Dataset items
****

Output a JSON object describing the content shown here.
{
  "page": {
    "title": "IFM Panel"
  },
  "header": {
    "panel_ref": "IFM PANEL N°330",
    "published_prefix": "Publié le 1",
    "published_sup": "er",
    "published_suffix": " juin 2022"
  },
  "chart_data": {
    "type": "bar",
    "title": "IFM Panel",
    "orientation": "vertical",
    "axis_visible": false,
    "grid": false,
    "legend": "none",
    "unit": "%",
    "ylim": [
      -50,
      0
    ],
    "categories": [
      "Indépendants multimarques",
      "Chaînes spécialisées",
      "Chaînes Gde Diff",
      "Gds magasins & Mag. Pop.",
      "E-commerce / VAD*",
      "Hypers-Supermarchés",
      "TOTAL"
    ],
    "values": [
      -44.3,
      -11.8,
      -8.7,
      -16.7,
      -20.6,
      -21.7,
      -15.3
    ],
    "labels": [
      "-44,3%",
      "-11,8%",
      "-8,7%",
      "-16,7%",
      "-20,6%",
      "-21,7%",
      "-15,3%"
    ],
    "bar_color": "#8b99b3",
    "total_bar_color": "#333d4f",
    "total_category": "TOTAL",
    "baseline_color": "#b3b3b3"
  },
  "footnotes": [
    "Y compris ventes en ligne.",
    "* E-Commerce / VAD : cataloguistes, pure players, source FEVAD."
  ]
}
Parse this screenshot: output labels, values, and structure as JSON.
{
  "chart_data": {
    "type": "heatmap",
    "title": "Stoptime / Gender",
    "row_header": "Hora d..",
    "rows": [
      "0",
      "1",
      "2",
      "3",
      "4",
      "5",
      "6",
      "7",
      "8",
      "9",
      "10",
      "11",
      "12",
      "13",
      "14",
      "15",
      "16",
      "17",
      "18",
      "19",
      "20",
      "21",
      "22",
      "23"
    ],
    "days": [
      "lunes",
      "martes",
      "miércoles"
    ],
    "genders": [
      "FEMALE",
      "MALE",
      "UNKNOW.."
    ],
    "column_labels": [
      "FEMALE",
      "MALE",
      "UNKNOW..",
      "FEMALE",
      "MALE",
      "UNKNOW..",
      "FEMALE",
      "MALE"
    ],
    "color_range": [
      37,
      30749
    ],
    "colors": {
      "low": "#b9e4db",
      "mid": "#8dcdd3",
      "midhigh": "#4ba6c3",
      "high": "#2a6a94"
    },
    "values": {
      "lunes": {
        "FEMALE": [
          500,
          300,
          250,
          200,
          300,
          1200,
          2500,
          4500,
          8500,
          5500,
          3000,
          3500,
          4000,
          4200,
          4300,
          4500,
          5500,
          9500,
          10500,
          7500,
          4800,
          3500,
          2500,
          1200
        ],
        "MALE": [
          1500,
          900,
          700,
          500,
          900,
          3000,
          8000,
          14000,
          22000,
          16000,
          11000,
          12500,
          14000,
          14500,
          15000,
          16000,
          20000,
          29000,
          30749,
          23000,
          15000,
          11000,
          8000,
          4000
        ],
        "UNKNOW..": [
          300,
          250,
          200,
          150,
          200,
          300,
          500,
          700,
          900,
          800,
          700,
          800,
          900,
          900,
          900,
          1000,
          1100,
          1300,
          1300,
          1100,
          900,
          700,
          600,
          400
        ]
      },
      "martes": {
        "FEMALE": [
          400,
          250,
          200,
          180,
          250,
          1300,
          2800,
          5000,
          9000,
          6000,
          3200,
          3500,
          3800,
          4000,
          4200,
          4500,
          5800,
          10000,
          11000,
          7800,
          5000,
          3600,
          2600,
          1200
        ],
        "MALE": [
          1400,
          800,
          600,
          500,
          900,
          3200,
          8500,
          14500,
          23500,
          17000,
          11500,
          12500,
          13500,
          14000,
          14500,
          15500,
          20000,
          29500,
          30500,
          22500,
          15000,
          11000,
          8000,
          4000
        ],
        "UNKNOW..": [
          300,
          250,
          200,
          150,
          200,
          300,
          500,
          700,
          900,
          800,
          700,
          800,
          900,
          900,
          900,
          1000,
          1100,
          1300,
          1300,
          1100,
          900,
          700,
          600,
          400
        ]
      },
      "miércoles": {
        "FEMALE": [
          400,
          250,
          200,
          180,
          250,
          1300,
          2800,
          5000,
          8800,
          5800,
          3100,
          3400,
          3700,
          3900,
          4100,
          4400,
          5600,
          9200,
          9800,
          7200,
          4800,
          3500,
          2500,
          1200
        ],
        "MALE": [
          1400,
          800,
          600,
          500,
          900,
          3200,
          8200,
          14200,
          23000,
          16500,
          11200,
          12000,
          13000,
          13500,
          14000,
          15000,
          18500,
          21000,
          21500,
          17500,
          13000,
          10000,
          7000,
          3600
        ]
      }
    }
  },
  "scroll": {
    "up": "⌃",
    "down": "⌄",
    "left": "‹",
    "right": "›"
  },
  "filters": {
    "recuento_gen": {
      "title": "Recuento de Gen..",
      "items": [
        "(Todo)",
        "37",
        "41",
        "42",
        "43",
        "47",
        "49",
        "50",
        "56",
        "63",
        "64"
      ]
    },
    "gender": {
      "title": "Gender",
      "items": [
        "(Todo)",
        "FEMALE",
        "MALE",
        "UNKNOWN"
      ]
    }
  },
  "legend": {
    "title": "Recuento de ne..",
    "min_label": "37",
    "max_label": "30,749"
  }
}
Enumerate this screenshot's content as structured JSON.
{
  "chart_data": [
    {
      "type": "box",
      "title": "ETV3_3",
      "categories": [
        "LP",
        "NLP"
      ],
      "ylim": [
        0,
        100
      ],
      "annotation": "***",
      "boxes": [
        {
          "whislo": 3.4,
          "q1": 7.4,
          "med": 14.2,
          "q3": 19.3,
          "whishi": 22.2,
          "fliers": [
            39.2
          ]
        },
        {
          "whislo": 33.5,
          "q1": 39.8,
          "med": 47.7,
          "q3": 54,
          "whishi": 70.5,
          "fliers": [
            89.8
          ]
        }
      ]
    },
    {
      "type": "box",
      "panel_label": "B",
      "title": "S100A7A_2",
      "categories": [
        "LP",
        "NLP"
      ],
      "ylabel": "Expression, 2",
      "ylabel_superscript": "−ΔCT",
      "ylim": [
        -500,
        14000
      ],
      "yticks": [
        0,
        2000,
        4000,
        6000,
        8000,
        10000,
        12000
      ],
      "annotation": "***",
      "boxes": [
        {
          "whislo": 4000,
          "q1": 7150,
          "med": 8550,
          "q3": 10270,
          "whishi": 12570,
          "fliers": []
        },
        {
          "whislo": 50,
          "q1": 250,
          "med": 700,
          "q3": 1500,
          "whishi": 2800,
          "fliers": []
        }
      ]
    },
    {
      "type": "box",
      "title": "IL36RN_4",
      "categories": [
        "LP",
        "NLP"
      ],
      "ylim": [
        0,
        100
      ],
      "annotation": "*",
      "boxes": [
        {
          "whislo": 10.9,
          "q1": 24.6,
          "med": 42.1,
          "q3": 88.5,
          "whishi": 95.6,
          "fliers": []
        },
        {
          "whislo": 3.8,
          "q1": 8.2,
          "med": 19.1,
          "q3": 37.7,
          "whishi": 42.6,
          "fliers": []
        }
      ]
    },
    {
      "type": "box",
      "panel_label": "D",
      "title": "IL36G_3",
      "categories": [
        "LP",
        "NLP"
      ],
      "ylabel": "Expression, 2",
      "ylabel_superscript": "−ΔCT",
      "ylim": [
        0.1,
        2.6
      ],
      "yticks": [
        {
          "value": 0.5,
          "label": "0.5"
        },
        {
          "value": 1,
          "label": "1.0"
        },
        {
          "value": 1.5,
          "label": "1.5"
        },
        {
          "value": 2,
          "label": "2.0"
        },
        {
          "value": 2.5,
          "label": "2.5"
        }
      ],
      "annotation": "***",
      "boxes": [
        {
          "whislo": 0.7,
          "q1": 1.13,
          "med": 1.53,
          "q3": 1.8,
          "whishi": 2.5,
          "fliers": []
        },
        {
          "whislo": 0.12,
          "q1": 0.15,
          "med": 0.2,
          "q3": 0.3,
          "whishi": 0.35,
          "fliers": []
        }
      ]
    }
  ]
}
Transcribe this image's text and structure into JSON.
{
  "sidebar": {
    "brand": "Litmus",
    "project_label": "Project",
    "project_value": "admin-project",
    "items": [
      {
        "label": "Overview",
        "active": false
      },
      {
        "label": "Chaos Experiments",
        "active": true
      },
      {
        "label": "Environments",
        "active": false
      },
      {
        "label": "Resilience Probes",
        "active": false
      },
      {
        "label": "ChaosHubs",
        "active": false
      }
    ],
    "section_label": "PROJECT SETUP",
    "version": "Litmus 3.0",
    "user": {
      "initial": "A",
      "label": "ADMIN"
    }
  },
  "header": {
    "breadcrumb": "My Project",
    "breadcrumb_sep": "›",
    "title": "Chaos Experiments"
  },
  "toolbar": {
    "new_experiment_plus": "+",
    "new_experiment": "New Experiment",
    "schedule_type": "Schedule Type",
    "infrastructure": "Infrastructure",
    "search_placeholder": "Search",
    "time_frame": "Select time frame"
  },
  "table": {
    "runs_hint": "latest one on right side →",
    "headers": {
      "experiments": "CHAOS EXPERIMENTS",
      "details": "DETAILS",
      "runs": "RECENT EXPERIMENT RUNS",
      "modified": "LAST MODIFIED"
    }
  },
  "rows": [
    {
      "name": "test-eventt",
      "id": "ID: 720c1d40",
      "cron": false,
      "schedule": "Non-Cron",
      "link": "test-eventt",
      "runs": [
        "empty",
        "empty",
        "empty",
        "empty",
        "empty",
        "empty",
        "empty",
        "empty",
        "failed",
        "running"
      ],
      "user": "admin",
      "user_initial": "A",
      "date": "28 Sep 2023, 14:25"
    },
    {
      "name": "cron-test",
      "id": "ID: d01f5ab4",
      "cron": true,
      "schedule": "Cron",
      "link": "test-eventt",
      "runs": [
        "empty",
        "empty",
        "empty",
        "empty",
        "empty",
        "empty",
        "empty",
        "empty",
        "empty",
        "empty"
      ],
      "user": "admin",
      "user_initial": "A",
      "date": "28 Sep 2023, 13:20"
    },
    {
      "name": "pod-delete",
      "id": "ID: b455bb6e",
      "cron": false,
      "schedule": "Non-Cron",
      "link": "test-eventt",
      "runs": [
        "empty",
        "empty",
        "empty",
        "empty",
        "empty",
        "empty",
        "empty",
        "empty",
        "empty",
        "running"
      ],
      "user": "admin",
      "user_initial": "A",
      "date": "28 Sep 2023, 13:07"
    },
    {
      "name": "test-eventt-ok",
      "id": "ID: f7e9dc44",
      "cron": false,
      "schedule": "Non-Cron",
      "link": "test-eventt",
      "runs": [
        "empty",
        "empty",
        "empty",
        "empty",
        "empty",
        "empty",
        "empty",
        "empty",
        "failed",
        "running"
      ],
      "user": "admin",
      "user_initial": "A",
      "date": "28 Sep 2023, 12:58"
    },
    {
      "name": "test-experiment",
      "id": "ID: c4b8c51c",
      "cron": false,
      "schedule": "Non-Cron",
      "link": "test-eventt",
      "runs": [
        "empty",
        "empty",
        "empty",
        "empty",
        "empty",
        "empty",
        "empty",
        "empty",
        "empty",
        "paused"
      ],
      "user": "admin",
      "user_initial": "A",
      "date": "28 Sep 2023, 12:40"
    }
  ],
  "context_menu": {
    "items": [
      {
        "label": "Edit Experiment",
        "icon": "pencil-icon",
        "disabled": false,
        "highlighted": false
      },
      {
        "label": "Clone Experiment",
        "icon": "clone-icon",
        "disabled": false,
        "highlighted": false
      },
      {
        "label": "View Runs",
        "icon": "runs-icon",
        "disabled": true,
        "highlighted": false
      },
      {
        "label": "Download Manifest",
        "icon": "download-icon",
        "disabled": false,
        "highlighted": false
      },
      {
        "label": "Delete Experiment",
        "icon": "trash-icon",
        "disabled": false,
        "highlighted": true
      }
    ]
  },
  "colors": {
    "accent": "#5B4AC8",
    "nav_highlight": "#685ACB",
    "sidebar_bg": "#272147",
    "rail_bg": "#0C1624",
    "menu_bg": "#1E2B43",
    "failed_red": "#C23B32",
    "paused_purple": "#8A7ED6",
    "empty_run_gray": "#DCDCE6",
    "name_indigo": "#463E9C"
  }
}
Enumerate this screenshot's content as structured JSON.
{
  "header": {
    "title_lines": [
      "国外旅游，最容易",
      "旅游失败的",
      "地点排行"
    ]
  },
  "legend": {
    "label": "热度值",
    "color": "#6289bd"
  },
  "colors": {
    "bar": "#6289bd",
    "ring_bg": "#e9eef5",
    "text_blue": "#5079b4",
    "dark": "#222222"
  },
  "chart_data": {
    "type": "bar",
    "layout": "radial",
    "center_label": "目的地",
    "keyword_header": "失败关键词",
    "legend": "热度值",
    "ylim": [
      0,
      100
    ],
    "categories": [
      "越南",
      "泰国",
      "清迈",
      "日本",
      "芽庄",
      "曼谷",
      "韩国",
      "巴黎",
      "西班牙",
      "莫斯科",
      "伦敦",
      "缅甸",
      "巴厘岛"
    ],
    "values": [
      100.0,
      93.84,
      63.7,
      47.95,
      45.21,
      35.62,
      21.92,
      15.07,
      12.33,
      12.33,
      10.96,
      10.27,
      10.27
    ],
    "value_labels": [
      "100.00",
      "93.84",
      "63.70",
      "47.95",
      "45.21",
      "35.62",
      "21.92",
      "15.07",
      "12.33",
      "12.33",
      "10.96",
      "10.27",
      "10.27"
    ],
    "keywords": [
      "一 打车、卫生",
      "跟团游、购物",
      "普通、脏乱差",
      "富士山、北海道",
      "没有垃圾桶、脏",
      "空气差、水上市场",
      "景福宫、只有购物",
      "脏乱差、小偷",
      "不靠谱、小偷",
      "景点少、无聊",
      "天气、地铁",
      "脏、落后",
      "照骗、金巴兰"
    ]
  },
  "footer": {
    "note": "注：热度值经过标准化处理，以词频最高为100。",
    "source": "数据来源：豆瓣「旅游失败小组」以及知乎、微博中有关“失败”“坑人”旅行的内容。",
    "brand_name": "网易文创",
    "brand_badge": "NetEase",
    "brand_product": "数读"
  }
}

****

▶ Written instruction
Each line with the string "source" in it needs to be found and copied.

▶ Result of this exercise
    "* E-Commerce / VAD : cataloguistes, pure players, source FEVAD."
    "source": "数据来源：豆瓣「旅游失败小组」以及知乎、微博中有关“失败”“坑人”旅行的内容。",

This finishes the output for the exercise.